● **WHAT TO DO**
Copy each line of the data below exactly, leaving out pictures.

● **INPUT MATERIAL**
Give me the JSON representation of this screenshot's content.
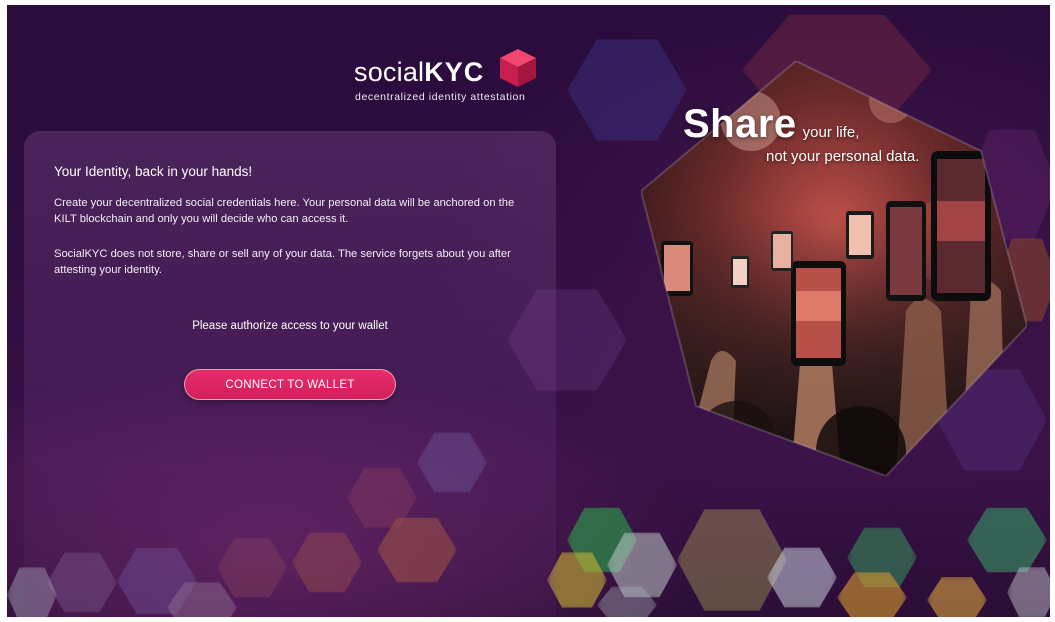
{
  "logo": {
    "word_thin": "social",
    "word_bold": "KYC",
    "tagline": "decentralized identity attestation",
    "cube_colors": {
      "top": "#f0466f",
      "left": "#c81e4d",
      "right": "#a3163f"
    }
  },
  "card": {
    "title": "Your Identity, back in your hands!",
    "paragraph_1": "Create your decentralized social credentials here. Your personal data will be anchored on the KILT blockchain and only you will decide who can access it.",
    "paragraph_2": "SocialKYC does not store, share or sell any of your data. The service forgets about you after attesting your identity.",
    "authorize_prompt": "Please authorize access to your wallet",
    "connect_button": "CONNECT TO WALLET"
  },
  "hero": {
    "headline_big": "Share",
    "headline_rest": "your life,",
    "headline_line2": "not your personal data."
  },
  "colors": {
    "background": "#2d0d3f",
    "accent": "#e3286a",
    "text": "#ffffff"
  }
}
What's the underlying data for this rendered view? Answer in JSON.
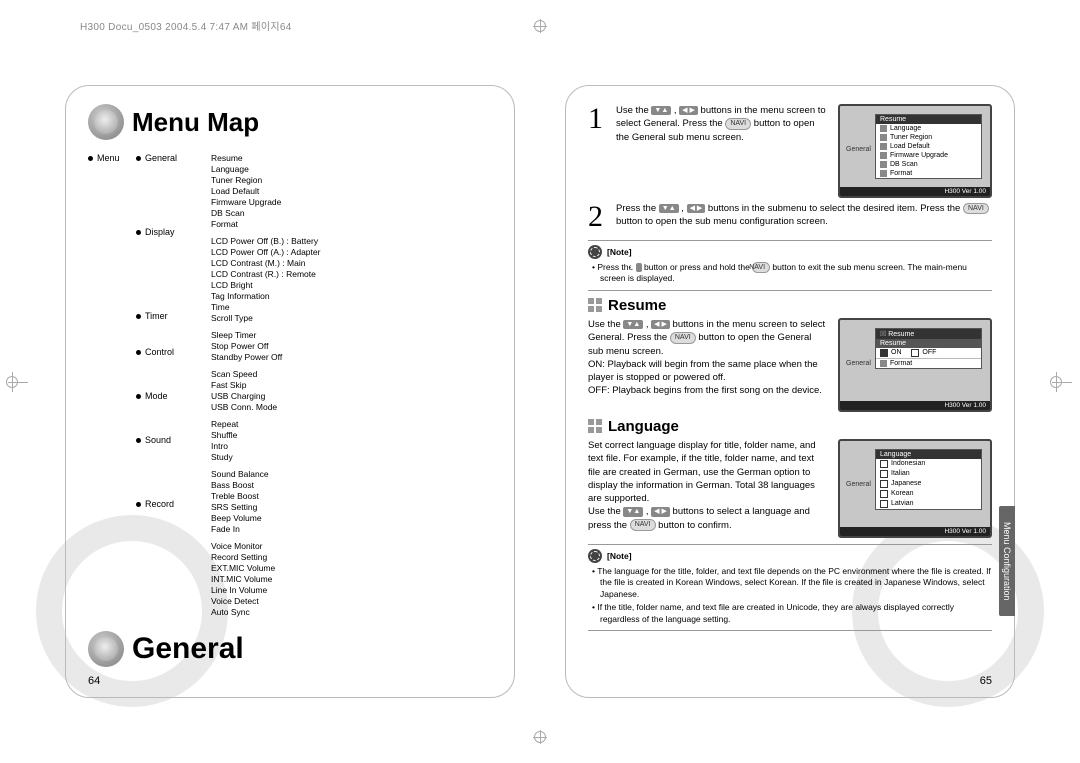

● **RESULT FOR THIS TASK**
Give me the JSON representation of this screenshot's content.
{
  "logo": {
    "word_thin": "social",
    "word_bold": "KYC",
    "tagline": "decentralized identity attestation",
    "cube_colors": {
      "top": "#f0466f",
      "left": "#c81e4d",
      "right": "#a3163f"
    }
  },
  "card": {
    "title": "Your Identity, back in your hands!",
    "paragraph_1": "Create your decentralized social credentials here. Your personal data will be anchored on the KILT blockchain and only you will decide who can access it.",
    "paragraph_2": "SocialKYC does not store, share or sell any of your data. The service forgets about you after attesting your identity.",
    "authorize_prompt": "Please authorize access to your wallet",
    "connect_button": "CONNECT TO WALLET"
  },
  "hero": {
    "headline_big": "Share",
    "headline_rest": "your life,",
    "headline_line2": "not your personal data."
  },
  "colors": {
    "background": "#2d0d3f",
    "accent": "#e3286a",
    "text": "#ffffff"
  }
}
What's the underlying data for this rendered view? Answer in JSON.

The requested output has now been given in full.